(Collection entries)
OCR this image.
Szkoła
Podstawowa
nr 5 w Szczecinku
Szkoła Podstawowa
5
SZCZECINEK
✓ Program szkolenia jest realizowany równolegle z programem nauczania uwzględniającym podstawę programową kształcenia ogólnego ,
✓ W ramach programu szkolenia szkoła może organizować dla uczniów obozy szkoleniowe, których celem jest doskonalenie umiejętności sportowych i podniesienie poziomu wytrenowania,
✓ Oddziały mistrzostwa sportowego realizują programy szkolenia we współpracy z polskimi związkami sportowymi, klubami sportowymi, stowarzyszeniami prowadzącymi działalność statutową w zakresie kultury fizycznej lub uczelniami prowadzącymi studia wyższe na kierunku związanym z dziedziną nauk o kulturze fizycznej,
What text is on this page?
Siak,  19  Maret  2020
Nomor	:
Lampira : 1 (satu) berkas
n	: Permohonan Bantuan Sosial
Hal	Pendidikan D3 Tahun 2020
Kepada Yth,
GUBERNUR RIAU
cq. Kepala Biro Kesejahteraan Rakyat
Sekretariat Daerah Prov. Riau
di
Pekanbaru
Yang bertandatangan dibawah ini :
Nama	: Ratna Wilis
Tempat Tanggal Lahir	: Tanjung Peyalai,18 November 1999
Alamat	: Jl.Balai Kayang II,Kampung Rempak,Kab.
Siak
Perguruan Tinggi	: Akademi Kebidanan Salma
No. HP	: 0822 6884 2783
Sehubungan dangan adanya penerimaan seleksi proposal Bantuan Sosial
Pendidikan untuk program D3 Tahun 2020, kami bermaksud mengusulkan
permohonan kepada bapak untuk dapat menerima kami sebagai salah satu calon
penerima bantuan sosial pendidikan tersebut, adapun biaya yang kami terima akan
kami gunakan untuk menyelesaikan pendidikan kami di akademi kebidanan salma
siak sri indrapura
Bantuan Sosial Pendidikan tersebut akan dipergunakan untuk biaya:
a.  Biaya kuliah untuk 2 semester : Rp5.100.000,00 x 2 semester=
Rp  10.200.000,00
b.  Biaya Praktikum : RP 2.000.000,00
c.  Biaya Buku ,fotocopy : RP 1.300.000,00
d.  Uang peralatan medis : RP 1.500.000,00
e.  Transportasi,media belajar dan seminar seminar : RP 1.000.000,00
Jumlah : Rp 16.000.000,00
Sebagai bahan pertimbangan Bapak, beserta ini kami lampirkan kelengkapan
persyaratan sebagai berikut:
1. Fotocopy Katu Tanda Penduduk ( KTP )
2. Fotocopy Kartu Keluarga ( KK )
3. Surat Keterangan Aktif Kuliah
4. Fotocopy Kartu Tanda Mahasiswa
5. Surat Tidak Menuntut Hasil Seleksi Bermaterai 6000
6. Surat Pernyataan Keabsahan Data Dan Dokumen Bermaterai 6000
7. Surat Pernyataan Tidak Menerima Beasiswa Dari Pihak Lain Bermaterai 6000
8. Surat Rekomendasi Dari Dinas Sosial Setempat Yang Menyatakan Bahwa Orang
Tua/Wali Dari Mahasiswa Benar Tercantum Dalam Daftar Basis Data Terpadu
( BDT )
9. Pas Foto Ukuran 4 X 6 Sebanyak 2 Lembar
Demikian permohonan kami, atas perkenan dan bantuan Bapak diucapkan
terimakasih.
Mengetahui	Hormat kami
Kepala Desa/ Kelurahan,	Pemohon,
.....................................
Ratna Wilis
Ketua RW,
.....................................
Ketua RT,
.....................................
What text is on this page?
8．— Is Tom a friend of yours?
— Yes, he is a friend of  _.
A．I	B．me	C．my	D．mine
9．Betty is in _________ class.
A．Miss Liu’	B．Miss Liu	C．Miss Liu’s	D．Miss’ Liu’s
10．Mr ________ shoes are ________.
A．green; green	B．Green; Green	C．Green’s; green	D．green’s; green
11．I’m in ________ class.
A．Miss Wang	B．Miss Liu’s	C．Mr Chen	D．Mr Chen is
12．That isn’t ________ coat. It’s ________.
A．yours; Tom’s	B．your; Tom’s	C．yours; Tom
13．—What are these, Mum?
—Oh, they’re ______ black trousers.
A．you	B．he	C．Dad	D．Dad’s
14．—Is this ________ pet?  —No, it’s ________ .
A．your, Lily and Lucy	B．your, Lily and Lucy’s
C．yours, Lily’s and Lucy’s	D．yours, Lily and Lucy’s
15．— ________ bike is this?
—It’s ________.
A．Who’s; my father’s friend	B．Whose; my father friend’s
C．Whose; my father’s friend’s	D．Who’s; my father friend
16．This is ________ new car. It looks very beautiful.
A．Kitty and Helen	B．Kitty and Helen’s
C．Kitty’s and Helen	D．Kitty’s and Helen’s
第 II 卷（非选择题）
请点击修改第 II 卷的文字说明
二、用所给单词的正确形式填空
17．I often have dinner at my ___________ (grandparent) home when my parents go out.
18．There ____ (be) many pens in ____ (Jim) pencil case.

Work instructions => Write out every line of the preceding listing that contains "Mahasiswa".

Answer to the task =>
4. Fotocopy Kartu Tanda Mahasiswa
Tua/Wali Dari Mahasiswa Benar Tercantum Dalam Daftar Basis Data Terpadu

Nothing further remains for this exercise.